(Records that describe figures)

------

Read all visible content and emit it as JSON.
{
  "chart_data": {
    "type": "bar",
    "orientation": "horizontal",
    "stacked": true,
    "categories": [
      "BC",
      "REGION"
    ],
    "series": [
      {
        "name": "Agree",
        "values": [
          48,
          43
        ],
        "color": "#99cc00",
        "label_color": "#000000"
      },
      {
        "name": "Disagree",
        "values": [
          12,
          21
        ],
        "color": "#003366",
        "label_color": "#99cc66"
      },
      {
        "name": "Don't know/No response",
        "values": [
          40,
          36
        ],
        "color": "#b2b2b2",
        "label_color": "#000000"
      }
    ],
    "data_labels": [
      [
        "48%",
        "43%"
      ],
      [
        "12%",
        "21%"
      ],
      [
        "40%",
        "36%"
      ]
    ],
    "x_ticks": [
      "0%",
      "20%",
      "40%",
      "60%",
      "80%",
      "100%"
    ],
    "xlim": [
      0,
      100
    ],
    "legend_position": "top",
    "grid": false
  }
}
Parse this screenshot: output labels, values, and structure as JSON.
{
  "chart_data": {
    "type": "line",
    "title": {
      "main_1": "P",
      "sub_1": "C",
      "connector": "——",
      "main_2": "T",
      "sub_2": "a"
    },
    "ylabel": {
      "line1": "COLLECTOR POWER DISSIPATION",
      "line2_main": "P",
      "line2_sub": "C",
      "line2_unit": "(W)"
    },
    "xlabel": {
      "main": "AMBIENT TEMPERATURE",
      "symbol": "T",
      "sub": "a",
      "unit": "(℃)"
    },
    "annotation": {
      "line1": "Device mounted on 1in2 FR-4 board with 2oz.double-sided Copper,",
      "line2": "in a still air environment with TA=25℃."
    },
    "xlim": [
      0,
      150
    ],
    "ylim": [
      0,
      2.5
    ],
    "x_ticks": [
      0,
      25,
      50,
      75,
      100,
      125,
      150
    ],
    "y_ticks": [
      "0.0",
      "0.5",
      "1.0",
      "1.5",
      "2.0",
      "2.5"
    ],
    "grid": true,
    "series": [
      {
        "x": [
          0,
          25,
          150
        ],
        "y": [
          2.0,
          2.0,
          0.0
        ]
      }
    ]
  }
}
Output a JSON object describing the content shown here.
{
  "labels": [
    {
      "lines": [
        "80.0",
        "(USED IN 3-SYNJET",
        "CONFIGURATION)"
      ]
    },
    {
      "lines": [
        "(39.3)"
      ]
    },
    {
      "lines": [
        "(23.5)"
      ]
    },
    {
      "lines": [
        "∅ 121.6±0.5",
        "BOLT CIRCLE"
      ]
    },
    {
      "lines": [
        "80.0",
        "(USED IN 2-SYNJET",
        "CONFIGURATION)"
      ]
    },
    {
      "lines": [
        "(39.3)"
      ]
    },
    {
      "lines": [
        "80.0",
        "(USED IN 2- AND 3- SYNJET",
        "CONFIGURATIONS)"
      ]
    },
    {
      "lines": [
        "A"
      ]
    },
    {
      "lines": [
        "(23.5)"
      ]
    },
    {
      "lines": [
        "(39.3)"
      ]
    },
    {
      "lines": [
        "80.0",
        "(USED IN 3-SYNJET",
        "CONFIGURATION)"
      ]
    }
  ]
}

------

• _YOUR TASK_
Return what is listed above, exactly and completely.

• _RESULT_
Read all visible content and emit it as JSON.
{
  "chart_data": {
    "type": "bar",
    "orientation": "horizontal",
    "stacked": true,
    "categories": [
      "BC",
      "REGION"
    ],
    "series": [
      {
        "name": "Agree",
        "values": [
          48,
          43
        ],
        "color": "#99cc00",
        "label_color": "#000000"
      },
      {
        "name": "Disagree",
        "values": [
          12,
          21
        ],
        "color": "#003366",
        "label_color": "#99cc66"
      },
      {
        "name": "Don't know/No response",
        "values": [
          40,
          36
        ],
        "color": "#b2b2b2",
        "label_color": "#000000"
      }
    ],
    "data_labels": [
      [
        "48%",
        "43%"
      ],
      [
        "12%",
        "21%"
      ],
      [
        "40%",
        "36%"
      ]
    ],
    "x_ticks": [
      "0%",
      "20%",
      "40%",
      "60%",
      "80%",
      "100%"
    ],
    "xlim": [
      0,
      100
    ],
    "legend_position": "top",
    "grid": false
  }
}
Parse this screenshot: output labels, values, and structure as JSON.
{
  "chart_data": {
    "type": "line",
    "title": {
      "main_1": "P",
      "sub_1": "C",
      "connector": "——",
      "main_2": "T",
      "sub_2": "a"
    },
    "ylabel": {
      "line1": "COLLECTOR POWER DISSIPATION",
      "line2_main": "P",
      "line2_sub": "C",
      "line2_unit": "(W)"
    },
    "xlabel": {
      "main": "AMBIENT TEMPERATURE",
      "symbol": "T",
      "sub": "a",
      "unit": "(℃)"
    },
    "annotation": {
      "line1": "Device mounted on 1in2 FR-4 board with 2oz.double-sided Copper,",
      "line2": "in a still air environment with TA=25℃."
    },
    "xlim": [
      0,
      150
    ],
    "ylim": [
      0,
      2.5
    ],
    "x_ticks": [
      0,
      25,
      50,
      75,
      100,
      125,
      150
    ],
    "y_ticks": [
      "0.0",
      "0.5",
      "1.0",
      "1.5",
      "2.0",
      "2.5"
    ],
    "grid": true,
    "series": [
      {
        "x": [
          0,
          25,
          150
        ],
        "y": [
          2.0,
          2.0,
          0.0
        ]
      }
    ]
  }
}
Output a JSON object describing the content shown here.
{
  "labels": [
    {
      "lines": [
        "80.0",
        "(USED IN 3-SYNJET",
        "CONFIGURATION)"
      ]
    },
    {
      "lines": [
        "(39.3)"
      ]
    },
    {
      "lines": [
        "(23.5)"
      ]
    },
    {
      "lines": [
        "∅ 121.6±0.5",
        "BOLT CIRCLE"
      ]
    },
    {
      "lines": [
        "80.0",
        "(USED IN 2-SYNJET",
        "CONFIGURATION)"
      ]
    },
    {
      "lines": [
        "(39.3)"
      ]
    },
    {
      "lines": [
        "80.0",
        "(USED IN 2- AND 3- SYNJET",
        "CONFIGURATIONS)"
      ]
    },
    {
      "lines": [
        "A"
      ]
    },
    {
      "lines": [
        "(23.5)"
      ]
    },
    {
      "lines": [
        "(39.3)"
      ]
    },
    {
      "lines": [
        "80.0",
        "(USED IN 3-SYNJET",
        "CONFIGURATION)"
      ]
    }
  ]
}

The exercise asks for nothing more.